* Problem description: Retype the stretch of the listing from the line containing "inl-trace bbox=[85, 424, 1481, 609]" through the line containing "inl-trace bbox=[85, 412, 1481, 644]", keeping every line the same as in the listing.

* The input:
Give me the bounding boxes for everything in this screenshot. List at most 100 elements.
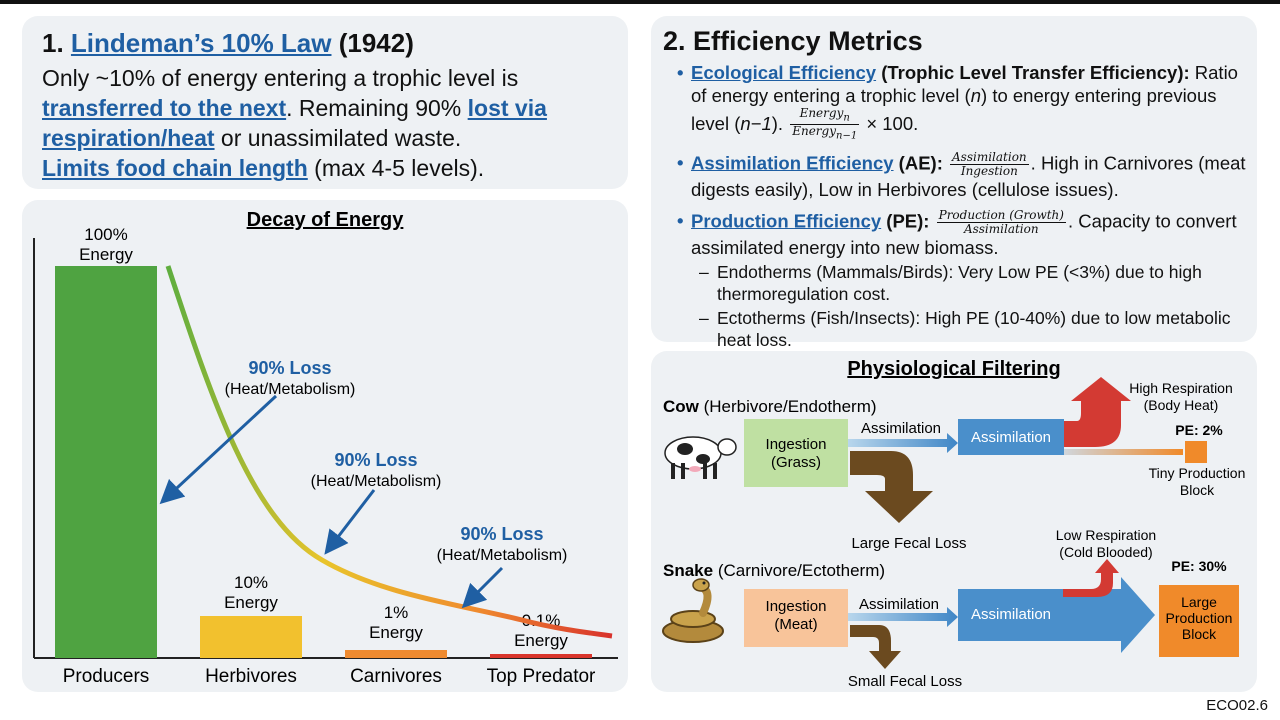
loss-sub-1: (Heat/Metabolism) — [225, 381, 356, 398]
loss-label-3: 90% Loss — [460, 524, 543, 544]
bar-label-bottom-carnivores: Energy — [369, 623, 423, 642]
category-herbivores: Herbivores — [205, 666, 297, 687]
assimilation-efficiency-item: Assimilation Efficiency (AE): Assimilati… — [663, 149, 1253, 201]
ecto-text: Ectotherms (Fish/Insects): High PE (10-4… — [717, 307, 1231, 350]
law-max: (max 4-5 levels). — [307, 155, 485, 181]
law-lost: lost via — [467, 95, 547, 121]
cow-ingestion-box — [744, 419, 848, 487]
cow-prod2: Block — [1180, 482, 1215, 498]
snake-prod2: Production — [1166, 610, 1233, 626]
snake-icon — [662, 578, 724, 643]
bar-label-bottom-herbivores: Energy — [224, 593, 278, 612]
eco-paren: (Trophic Level Transfer Efficiency): — [876, 62, 1190, 83]
decay-panel: Decay of Energy 100% Energy Producers 10% En… — [22, 200, 628, 692]
bar-top-predator — [490, 654, 592, 658]
endo-text: Endotherms (Mammals/Birds): Very Low PE … — [717, 261, 1202, 304]
bar-label-top-producers: 100% — [84, 225, 127, 244]
pe-num: Production (Growth) — [936, 207, 1066, 223]
decay-title: Decay of Energy — [247, 209, 405, 231]
category-producers: Producers — [63, 666, 150, 687]
cow-respiration-arrow — [1064, 377, 1131, 447]
cow-arrow-label: Assimilation — [861, 420, 941, 437]
eco-text2: ) to energy entering previous level ( — [691, 85, 1217, 134]
law-transferred: transferred to the next — [42, 95, 287, 121]
snake-prod1: Large — [1181, 594, 1217, 610]
law-heading: 1. Lindeman’s 10% Law (1942) — [42, 28, 622, 59]
filtering-title: Physiological Filtering — [847, 358, 1060, 380]
cow-prod1: Tiny Production — [1149, 465, 1246, 481]
snake-assimilation-arrow — [848, 607, 958, 627]
loss-arrow-2 — [324, 489, 376, 555]
pe-den: Assimilation — [963, 221, 1039, 236]
loss-sub-2: (Heat/Metabolism) — [311, 473, 442, 490]
snake-resp1: Low Respiration — [1056, 527, 1156, 543]
bar-producers — [55, 266, 157, 658]
law-resp: respiration/heat — [42, 125, 215, 151]
ae-text: . High in Carnivores (meat digests easil… — [691, 152, 1246, 200]
metrics-title: 2. Efficiency Metrics — [663, 26, 923, 56]
snake-ingestion-box — [744, 589, 848, 647]
loss-sub-3: (Heat/Metabolism) — [437, 547, 568, 564]
cow-type: (Herbivore/Endotherm) — [699, 397, 877, 416]
snake-heading: Snake (Carnivore/Ectotherm) — [663, 561, 885, 580]
loss-arrow-1 — [159, 394, 278, 505]
category-top-predator: Top Predator — [487, 666, 596, 687]
top-border — [0, 0, 1280, 4]
ae-term: Assimilation Efficiency — [691, 152, 894, 174]
efficiency-metrics-panel: 2. Efficiency Metrics Ecological Efficie… — [651, 16, 1257, 350]
eco-term: Ecological Efficiency — [691, 62, 877, 83]
cow-pe: PE: 2% — [1175, 422, 1223, 438]
snake-arrow-label: Assimilation — [859, 596, 939, 613]
law-number: 1. — [42, 28, 64, 58]
eco-den: Energy — [792, 124, 836, 139]
ae-abbr: (AE): — [893, 152, 943, 174]
eco-fraction: Energyn Energyn−1 — [790, 106, 860, 143]
cow-assim-label: Assimilation — [971, 429, 1051, 446]
snake-fecal-arrow — [850, 625, 901, 669]
bar-label-top-carnivores: 1% — [384, 603, 409, 622]
pe-text: . Capacity to convert assimilated energy… — [691, 210, 1237, 258]
eco-num: Energy — [799, 106, 844, 120]
snake-ingestion-label: Ingestion — [766, 598, 827, 615]
ae-den: Ingestion — [960, 163, 1018, 178]
cow-fecal-label: Large Fecal Loss — [851, 535, 966, 552]
ectotherms-item: – Ectotherms (Fish/Insects): High PE (10-… — [699, 307, 1231, 350]
snake-assimilation-box — [958, 577, 1155, 653]
eco-den-sub: n−1 — [836, 130, 858, 142]
cow-heading: Cow (Herbivore/Endotherm) — [663, 397, 877, 416]
physiological-filtering-panel: Physiological Filtering Cow (Herbivore/E… — [651, 351, 1257, 692]
cow-ingestion-label: Ingestion — [766, 436, 827, 453]
cow-assimilation-box — [958, 419, 1064, 455]
eco-num-sub: n — [843, 112, 850, 124]
ae-fraction: Assimilation Ingestion — [950, 149, 1029, 178]
law-limits: Limits food chain length — [42, 155, 308, 181]
ae-num: Assimilation — [950, 149, 1029, 165]
production-efficiency-item: Production Efficiency (PE): Production (… — [663, 207, 1253, 259]
snake-fecal-label: Small Fecal Loss — [848, 673, 962, 690]
eco-n: n — [970, 85, 982, 106]
eco-times: × 100. — [861, 112, 919, 134]
eco-text1: Ratio of energy entering a trophic level… — [691, 62, 1238, 106]
category-carnivores: Carnivores — [350, 666, 442, 687]
bar-herbivores — [200, 616, 302, 658]
snake-food-label: (Meat) — [774, 616, 817, 633]
cow-icon — [664, 436, 737, 479]
snake-pe: PE: 30% — [1171, 558, 1227, 574]
lindeman-law-panel: 1. Lindeman’s 10% Law (1942) Only ~10% o… — [22, 16, 628, 189]
loss-label-1: 90% Loss — [248, 358, 331, 378]
snake-respiration-arrow — [1063, 559, 1119, 597]
loss-label-2: 90% Loss — [334, 450, 417, 470]
filtering-diagram: Physiological Filtering Cow (Herbivore/E… — [662, 358, 1246, 690]
pe-fraction: Production (Growth) Assimilation — [936, 207, 1066, 236]
endotherms-item: – Endotherms (Mammals/Birds): Very Low PE… — [699, 261, 1202, 304]
decay-curve — [165, 265, 613, 639]
cow-food-label: (Grass) — [771, 454, 821, 471]
bar-label-bottom-producers: Energy — [79, 245, 133, 264]
loss-arrow-3 — [461, 566, 504, 609]
pe-term: Production Efficiency — [691, 210, 882, 232]
snake-name: Snake — [663, 561, 713, 580]
snake-prod3: Block — [1182, 626, 1217, 642]
eco-n1: n−1 — [740, 112, 772, 134]
cow-fecal-arrow — [850, 451, 933, 523]
bar-carnivores — [345, 650, 447, 658]
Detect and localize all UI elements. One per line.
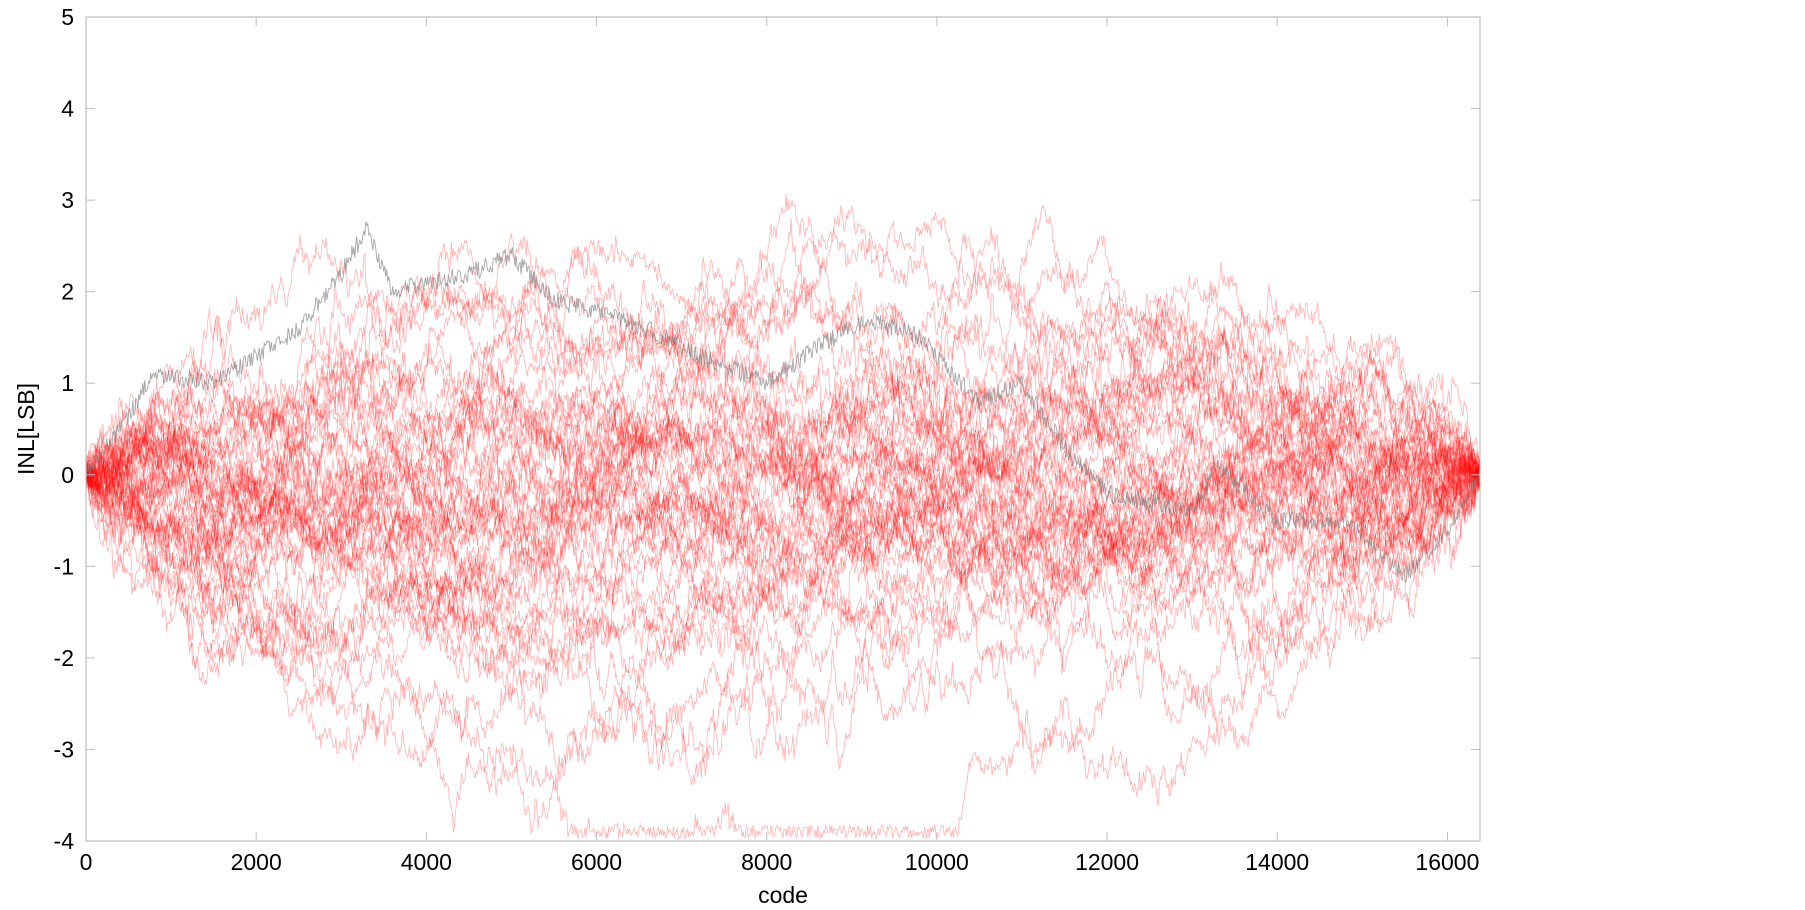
inl-trace bbox=[85, 424, 1481, 609]
inl-trace bbox=[85, 275, 1481, 547]
inl-trace bbox=[85, 357, 1481, 598]
x-axis-label: code bbox=[758, 882, 808, 908]
inl-trace bbox=[85, 279, 1481, 760]
plot-frame bbox=[85, 16, 1481, 842]
inl-trace bbox=[85, 373, 1481, 617]
inl-trace bbox=[85, 397, 1481, 611]
inl-trace bbox=[85, 292, 1481, 594]
y-tick-label: 0 bbox=[61, 462, 74, 488]
inl-trace bbox=[85, 313, 1481, 512]
inl-trace bbox=[85, 445, 1481, 777]
y-tick-label: 2 bbox=[61, 279, 74, 305]
inl-trace bbox=[85, 430, 1481, 614]
x-tick-label: 16000 bbox=[1415, 849, 1479, 875]
inl-trace bbox=[85, 425, 1481, 666]
inl-trace bbox=[85, 217, 1481, 526]
x-tick-label: 2000 bbox=[231, 849, 282, 875]
y-tick-label: -1 bbox=[54, 553, 74, 579]
inl-trace bbox=[85, 404, 1481, 707]
x-tick-label: 6000 bbox=[571, 849, 622, 875]
y-tick-label: 4 bbox=[61, 96, 74, 122]
inl-trace bbox=[85, 353, 1481, 537]
inl-trace bbox=[85, 412, 1481, 644]
inl-trace bbox=[85, 419, 1481, 631]
inl-trace bbox=[85, 296, 1481, 670]
inl-trace bbox=[85, 383, 1481, 526]
inl-trace bbox=[85, 282, 1481, 630]
inl-trace bbox=[85, 411, 1481, 621]
x-tick-label: 4000 bbox=[401, 849, 452, 875]
inl-trace bbox=[85, 353, 1481, 643]
ticks-layer: 0 2000 4000 6000 8000 10000 12000 14000 16000 -4 -… bbox=[54, 4, 1480, 875]
y-axis-label: INL[LSB] bbox=[13, 383, 39, 475]
inl-trace bbox=[85, 350, 1481, 577]
highlighted-inl-trace bbox=[85, 221, 1481, 583]
inl-trace bbox=[85, 398, 1481, 657]
x-tick-label: 14000 bbox=[1245, 849, 1309, 875]
inl-trace bbox=[85, 403, 1481, 682]
inl-trace bbox=[85, 303, 1481, 701]
inl-trace bbox=[85, 283, 1481, 644]
inl-trace bbox=[85, 234, 1481, 561]
inl-trace bbox=[85, 457, 1481, 840]
y-tick-label: 1 bbox=[61, 370, 74, 396]
inl-trace bbox=[85, 419, 1481, 697]
y-tick-label: -3 bbox=[54, 736, 74, 762]
inl-trace bbox=[85, 204, 1481, 501]
inl-trace bbox=[85, 326, 1481, 662]
inl-trace bbox=[85, 265, 1481, 643]
inl-trace bbox=[85, 423, 1481, 743]
inl-trace bbox=[85, 319, 1481, 564]
inl-trace bbox=[85, 280, 1481, 556]
y-tick-label: -2 bbox=[54, 645, 74, 671]
inl-trace bbox=[85, 193, 1481, 501]
y-tick-label: -4 bbox=[54, 828, 75, 854]
x-tick-label: 8000 bbox=[741, 849, 792, 875]
inl-trace bbox=[85, 379, 1481, 689]
inl-trace bbox=[85, 343, 1481, 676]
inl-trace bbox=[85, 305, 1481, 762]
inl-trace bbox=[85, 408, 1481, 619]
y-tick-label: 3 bbox=[61, 187, 74, 213]
inl-trace bbox=[85, 364, 1481, 602]
inl-trace bbox=[85, 314, 1481, 653]
x-tick-label: 12000 bbox=[1075, 849, 1139, 875]
inl-trace bbox=[85, 204, 1481, 614]
x-tick-label: 0 bbox=[80, 849, 93, 875]
inl-trace bbox=[85, 335, 1481, 608]
traces-layer bbox=[85, 193, 1481, 840]
inl-trace bbox=[85, 359, 1481, 579]
y-tick-label: 5 bbox=[61, 4, 74, 30]
inl-trace bbox=[85, 367, 1481, 664]
x-tick-label: 10000 bbox=[905, 849, 969, 875]
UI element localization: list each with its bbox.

* Final result:
inl-trace bbox=[85, 424, 1481, 609]
inl-trace bbox=[85, 275, 1481, 547]
inl-trace bbox=[85, 357, 1481, 598]
x-axis-label: code bbox=[758, 882, 808, 908]
inl-trace bbox=[85, 279, 1481, 760]
plot-frame bbox=[85, 16, 1481, 842]
inl-trace bbox=[85, 373, 1481, 617]
inl-trace bbox=[85, 397, 1481, 611]
inl-trace bbox=[85, 292, 1481, 594]
y-tick-label: 0 bbox=[61, 462, 74, 488]
inl-trace bbox=[85, 313, 1481, 512]
inl-trace bbox=[85, 445, 1481, 777]
y-tick-label: 2 bbox=[61, 279, 74, 305]
inl-trace bbox=[85, 430, 1481, 614]
x-tick-label: 16000 bbox=[1415, 849, 1479, 875]
inl-trace bbox=[85, 425, 1481, 666]
inl-trace bbox=[85, 217, 1481, 526]
x-tick-label: 2000 bbox=[231, 849, 282, 875]
y-tick-label: -1 bbox=[54, 553, 74, 579]
inl-trace bbox=[85, 404, 1481, 707]
x-tick-label: 6000 bbox=[571, 849, 622, 875]
y-tick-label: 4 bbox=[61, 96, 74, 122]
inl-trace bbox=[85, 353, 1481, 537]
inl-trace bbox=[85, 412, 1481, 644]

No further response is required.